## Your objective
Every entry below must appear again, exactly as written.

## Records

# # # #

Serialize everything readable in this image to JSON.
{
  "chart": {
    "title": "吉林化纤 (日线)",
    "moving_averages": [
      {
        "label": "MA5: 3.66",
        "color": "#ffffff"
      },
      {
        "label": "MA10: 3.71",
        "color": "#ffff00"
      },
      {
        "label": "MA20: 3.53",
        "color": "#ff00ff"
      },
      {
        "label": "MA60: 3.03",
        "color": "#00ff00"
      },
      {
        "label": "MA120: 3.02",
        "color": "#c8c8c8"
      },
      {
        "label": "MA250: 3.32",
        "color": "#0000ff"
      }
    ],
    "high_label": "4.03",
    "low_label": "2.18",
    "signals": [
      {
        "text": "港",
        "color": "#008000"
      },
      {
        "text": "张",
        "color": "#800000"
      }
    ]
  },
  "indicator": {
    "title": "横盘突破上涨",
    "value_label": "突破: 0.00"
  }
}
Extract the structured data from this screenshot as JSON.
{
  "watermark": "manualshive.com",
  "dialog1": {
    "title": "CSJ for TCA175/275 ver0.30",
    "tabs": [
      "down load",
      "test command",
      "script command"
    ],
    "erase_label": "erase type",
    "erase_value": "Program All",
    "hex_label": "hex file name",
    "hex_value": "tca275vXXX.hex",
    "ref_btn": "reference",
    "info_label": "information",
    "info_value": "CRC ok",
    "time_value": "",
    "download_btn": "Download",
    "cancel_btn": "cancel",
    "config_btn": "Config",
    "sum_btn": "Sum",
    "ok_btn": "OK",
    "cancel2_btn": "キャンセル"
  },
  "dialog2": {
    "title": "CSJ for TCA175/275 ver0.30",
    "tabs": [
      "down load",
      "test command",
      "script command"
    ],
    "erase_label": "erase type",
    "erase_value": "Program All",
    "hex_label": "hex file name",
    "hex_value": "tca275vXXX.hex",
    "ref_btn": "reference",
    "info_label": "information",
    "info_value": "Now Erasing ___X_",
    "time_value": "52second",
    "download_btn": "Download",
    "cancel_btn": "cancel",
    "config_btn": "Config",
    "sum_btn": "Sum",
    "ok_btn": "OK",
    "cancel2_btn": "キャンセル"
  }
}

# # # #

## Solution below
Serialize everything readable in this image to JSON.
{
  "chart": {
    "title": "吉林化纤 (日线)",
    "moving_averages": [
      {
        "label": "MA5: 3.66",
        "color": "#ffffff"
      },
      {
        "label": "MA10: 3.71",
        "color": "#ffff00"
      },
      {
        "label": "MA20: 3.53",
        "color": "#ff00ff"
      },
      {
        "label": "MA60: 3.03",
        "color": "#00ff00"
      },
      {
        "label": "MA120: 3.02",
        "color": "#c8c8c8"
      },
      {
        "label": "MA250: 3.32",
        "color": "#0000ff"
      }
    ],
    "high_label": "4.03",
    "low_label": "2.18",
    "signals": [
      {
        "text": "港",
        "color": "#008000"
      },
      {
        "text": "张",
        "color": "#800000"
      }
    ]
  },
  "indicator": {
    "title": "横盘突破上涨",
    "value_label": "突破: 0.00"
  }
}
Extract the structured data from this screenshot as JSON.
{
  "watermark": "manualshive.com",
  "dialog1": {
    "title": "CSJ for TCA175/275 ver0.30",
    "tabs": [
      "down load",
      "test command",
      "script command"
    ],
    "erase_label": "erase type",
    "erase_value": "Program All",
    "hex_label": "hex file name",
    "hex_value": "tca275vXXX.hex",
    "ref_btn": "reference",
    "info_label": "information",
    "info_value": "CRC ok",
    "time_value": "",
    "download_btn": "Download",
    "cancel_btn": "cancel",
    "config_btn": "Config",
    "sum_btn": "Sum",
    "ok_btn": "OK",
    "cancel2_btn": "キャンセル"
  },
  "dialog2": {
    "title": "CSJ for TCA175/275 ver0.30",
    "tabs": [
      "down load",
      "test command",
      "script command"
    ],
    "erase_label": "erase type",
    "erase_value": "Program All",
    "hex_label": "hex file name",
    "hex_value": "tca275vXXX.hex",
    "ref_btn": "reference",
    "info_label": "information",
    "info_value": "Now Erasing ___X_",
    "time_value": "52second",
    "download_btn": "Download",
    "cancel_btn": "cancel",
    "config_btn": "Config",
    "sum_btn": "Sum",
    "ok_btn": "OK",
    "cancel2_btn": "キャンセル"
  }
}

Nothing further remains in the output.